start Input records

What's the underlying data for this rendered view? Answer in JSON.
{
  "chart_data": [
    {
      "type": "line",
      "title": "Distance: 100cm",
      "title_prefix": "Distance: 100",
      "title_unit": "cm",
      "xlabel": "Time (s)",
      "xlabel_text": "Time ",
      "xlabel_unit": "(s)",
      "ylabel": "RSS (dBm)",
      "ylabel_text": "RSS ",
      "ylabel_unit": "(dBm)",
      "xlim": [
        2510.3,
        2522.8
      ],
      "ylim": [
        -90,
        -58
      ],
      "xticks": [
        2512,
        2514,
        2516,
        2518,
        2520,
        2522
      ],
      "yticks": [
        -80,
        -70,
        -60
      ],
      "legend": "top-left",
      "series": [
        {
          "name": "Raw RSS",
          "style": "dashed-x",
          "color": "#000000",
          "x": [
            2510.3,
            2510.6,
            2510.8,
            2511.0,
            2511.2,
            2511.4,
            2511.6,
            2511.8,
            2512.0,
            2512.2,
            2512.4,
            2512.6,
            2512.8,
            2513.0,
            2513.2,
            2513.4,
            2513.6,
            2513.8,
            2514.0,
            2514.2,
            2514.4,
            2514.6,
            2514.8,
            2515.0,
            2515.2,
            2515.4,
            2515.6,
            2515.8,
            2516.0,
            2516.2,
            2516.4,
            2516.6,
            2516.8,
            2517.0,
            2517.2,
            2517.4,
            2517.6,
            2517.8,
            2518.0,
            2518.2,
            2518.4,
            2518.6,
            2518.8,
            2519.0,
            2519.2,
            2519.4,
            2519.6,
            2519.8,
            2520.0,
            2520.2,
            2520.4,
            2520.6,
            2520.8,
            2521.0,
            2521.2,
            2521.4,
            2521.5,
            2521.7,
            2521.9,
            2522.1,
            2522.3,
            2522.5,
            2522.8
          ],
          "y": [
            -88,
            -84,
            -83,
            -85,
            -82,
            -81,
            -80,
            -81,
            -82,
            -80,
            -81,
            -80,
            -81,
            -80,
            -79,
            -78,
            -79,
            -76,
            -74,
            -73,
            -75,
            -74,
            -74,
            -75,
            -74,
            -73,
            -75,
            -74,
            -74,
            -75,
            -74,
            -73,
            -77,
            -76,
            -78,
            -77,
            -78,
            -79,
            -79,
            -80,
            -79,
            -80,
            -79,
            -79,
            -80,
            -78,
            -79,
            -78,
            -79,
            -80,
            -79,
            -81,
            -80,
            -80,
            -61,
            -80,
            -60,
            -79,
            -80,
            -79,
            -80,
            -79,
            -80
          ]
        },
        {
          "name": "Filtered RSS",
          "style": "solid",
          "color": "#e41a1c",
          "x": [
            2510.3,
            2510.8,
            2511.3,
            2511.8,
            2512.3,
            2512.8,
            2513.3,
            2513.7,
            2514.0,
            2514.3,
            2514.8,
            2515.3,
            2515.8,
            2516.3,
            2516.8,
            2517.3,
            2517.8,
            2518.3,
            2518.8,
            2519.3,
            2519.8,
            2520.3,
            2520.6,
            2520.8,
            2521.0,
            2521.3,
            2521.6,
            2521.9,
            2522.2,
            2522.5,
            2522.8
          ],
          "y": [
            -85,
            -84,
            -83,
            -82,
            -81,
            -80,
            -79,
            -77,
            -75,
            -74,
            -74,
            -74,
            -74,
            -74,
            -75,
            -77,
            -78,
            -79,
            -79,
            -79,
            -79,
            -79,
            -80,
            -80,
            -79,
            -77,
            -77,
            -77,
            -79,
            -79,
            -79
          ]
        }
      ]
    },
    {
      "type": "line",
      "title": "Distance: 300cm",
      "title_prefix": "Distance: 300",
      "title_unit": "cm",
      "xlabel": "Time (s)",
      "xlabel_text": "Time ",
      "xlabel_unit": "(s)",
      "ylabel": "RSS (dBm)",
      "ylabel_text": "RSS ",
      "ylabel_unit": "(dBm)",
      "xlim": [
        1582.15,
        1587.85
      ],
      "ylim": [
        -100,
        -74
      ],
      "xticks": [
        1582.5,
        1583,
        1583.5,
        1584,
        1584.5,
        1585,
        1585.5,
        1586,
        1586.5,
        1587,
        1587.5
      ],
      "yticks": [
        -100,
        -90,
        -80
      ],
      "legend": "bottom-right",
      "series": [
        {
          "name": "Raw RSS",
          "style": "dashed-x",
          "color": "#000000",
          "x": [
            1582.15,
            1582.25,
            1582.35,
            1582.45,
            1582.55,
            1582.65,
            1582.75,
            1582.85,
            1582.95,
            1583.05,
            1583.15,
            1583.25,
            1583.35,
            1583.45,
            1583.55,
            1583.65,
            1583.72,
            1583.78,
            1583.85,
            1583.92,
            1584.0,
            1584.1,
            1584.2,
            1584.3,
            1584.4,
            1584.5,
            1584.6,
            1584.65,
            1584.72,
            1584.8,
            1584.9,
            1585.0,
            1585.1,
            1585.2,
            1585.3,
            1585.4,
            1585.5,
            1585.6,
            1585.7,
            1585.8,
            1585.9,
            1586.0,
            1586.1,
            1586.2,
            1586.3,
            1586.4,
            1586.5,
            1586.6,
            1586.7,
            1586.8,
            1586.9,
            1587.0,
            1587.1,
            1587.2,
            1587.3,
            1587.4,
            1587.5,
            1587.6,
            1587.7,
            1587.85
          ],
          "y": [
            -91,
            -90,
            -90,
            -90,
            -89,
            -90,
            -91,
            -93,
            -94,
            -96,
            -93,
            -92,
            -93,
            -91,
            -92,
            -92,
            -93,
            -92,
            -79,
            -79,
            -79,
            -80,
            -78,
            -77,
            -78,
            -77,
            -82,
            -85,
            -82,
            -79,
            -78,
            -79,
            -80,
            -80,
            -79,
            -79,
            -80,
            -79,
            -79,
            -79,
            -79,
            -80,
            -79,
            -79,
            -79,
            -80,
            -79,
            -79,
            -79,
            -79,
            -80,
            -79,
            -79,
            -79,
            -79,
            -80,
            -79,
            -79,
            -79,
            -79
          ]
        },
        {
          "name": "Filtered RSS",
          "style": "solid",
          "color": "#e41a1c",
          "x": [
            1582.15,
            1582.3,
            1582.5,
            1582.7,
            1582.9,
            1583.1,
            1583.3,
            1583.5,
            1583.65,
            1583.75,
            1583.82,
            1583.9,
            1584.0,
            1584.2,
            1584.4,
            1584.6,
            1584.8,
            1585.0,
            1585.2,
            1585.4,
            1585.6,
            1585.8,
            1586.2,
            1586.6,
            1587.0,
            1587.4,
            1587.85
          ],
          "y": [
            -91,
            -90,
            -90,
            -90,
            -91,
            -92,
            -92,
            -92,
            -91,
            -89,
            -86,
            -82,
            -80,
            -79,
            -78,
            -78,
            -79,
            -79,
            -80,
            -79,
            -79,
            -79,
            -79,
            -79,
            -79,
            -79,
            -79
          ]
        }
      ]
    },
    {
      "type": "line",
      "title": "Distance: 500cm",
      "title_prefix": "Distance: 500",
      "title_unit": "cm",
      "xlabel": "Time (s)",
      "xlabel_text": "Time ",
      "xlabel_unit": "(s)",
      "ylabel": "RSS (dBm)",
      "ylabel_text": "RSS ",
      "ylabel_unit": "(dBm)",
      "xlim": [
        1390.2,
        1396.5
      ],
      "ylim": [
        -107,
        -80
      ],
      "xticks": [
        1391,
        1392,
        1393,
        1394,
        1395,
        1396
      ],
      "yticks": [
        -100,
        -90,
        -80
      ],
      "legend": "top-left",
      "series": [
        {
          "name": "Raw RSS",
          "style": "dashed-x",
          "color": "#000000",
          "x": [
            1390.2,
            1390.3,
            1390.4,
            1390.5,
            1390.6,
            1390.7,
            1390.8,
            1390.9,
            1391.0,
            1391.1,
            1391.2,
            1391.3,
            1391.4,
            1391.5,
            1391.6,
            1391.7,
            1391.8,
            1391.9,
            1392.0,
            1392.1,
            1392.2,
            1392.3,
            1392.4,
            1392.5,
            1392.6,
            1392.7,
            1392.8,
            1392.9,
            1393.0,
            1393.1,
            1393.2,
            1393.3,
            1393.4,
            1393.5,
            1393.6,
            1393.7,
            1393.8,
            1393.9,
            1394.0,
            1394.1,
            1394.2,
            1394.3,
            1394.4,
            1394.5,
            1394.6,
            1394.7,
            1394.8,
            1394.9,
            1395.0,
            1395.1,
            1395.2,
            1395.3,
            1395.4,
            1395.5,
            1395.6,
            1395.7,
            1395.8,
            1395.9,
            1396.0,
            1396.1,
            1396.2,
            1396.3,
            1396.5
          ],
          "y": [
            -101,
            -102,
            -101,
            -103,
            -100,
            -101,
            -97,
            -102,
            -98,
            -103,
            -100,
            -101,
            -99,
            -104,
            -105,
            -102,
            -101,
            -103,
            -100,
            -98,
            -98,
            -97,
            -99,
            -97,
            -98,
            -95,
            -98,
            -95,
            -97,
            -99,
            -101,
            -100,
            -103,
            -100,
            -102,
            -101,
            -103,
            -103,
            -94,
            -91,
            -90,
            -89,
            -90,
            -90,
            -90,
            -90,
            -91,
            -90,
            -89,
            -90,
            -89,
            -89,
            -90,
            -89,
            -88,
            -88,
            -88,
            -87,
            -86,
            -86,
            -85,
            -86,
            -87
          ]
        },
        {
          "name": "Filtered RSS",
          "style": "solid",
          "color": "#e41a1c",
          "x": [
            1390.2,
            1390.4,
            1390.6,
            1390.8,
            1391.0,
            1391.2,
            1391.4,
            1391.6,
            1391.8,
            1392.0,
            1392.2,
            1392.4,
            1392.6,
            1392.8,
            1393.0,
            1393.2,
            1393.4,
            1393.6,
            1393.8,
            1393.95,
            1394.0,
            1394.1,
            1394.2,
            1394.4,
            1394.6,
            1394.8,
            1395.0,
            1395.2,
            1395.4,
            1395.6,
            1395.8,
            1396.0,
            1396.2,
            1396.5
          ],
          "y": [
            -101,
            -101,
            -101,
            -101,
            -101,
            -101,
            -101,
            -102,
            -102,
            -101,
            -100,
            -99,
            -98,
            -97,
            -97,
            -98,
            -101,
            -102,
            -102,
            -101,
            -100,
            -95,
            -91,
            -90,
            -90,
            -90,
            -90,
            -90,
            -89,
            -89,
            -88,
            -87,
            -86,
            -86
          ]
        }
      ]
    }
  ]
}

end Input records

What the task requires: Find the lines containing "Distance" and list every one of them.

Result:
      "title": "Distance: 100cm",
      "title_prefix": "Distance: 100",
      "title": "Distance: 300cm",
      "title_prefix": "Distance: 300",
      "title": "Distance: 500cm",
      "title_prefix": "Distance: 500",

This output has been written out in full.